GOAL – Look for the string "equalization" in the lines and copy each line that has it.

(begin)

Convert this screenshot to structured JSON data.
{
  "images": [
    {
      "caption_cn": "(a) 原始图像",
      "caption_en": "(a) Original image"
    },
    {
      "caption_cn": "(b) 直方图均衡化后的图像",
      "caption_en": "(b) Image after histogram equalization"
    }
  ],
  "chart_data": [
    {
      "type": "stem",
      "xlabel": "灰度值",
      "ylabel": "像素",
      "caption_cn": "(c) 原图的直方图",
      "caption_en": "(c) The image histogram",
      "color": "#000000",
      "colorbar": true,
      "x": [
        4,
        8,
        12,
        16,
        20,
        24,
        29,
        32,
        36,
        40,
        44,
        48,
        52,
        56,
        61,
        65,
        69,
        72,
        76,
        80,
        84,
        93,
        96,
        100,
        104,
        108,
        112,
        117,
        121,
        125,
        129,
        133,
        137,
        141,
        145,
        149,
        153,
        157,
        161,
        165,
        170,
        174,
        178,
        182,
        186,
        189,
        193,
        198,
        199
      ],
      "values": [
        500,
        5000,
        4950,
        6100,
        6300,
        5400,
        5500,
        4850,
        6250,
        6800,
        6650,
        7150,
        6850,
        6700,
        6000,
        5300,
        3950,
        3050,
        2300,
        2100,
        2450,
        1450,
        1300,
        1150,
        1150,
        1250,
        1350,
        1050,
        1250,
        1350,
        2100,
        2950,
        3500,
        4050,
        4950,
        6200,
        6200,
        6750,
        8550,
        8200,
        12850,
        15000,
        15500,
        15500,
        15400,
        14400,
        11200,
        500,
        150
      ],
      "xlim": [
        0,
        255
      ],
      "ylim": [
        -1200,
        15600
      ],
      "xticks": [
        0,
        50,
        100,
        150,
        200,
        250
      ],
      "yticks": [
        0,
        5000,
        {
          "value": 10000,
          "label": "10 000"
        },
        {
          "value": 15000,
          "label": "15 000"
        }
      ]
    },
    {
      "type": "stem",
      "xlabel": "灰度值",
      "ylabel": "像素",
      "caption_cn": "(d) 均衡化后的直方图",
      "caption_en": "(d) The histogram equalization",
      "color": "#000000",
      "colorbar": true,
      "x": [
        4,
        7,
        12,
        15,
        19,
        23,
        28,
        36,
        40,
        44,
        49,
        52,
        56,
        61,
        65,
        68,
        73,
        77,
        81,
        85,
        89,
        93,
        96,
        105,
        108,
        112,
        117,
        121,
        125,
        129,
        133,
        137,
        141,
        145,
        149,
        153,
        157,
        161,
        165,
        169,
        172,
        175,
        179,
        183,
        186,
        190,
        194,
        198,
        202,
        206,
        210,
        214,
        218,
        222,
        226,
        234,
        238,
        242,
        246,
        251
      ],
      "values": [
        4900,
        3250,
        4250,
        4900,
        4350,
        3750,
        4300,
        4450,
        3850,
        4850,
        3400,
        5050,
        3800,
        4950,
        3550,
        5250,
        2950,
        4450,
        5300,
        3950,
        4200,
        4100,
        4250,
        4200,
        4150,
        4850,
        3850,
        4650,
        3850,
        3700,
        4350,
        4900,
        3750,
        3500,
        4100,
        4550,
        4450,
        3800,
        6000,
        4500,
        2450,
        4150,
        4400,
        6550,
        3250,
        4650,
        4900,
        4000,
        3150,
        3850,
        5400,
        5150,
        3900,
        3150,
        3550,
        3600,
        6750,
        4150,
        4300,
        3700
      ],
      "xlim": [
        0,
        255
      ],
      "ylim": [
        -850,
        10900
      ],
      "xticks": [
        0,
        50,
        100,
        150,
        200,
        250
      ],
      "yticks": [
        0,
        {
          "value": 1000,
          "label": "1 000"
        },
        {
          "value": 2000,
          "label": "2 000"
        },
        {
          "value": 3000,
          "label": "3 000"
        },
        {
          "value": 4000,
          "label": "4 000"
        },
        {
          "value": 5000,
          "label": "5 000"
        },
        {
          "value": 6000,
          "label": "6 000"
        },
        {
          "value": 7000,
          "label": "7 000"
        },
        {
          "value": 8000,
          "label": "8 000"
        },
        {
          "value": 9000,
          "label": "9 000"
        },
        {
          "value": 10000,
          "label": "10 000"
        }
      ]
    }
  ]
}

(end)

ANSWER FOR THE TASK –
      "caption_en": "(b) Image after histogram equalization"
      "caption_en": "(d) The histogram equalization",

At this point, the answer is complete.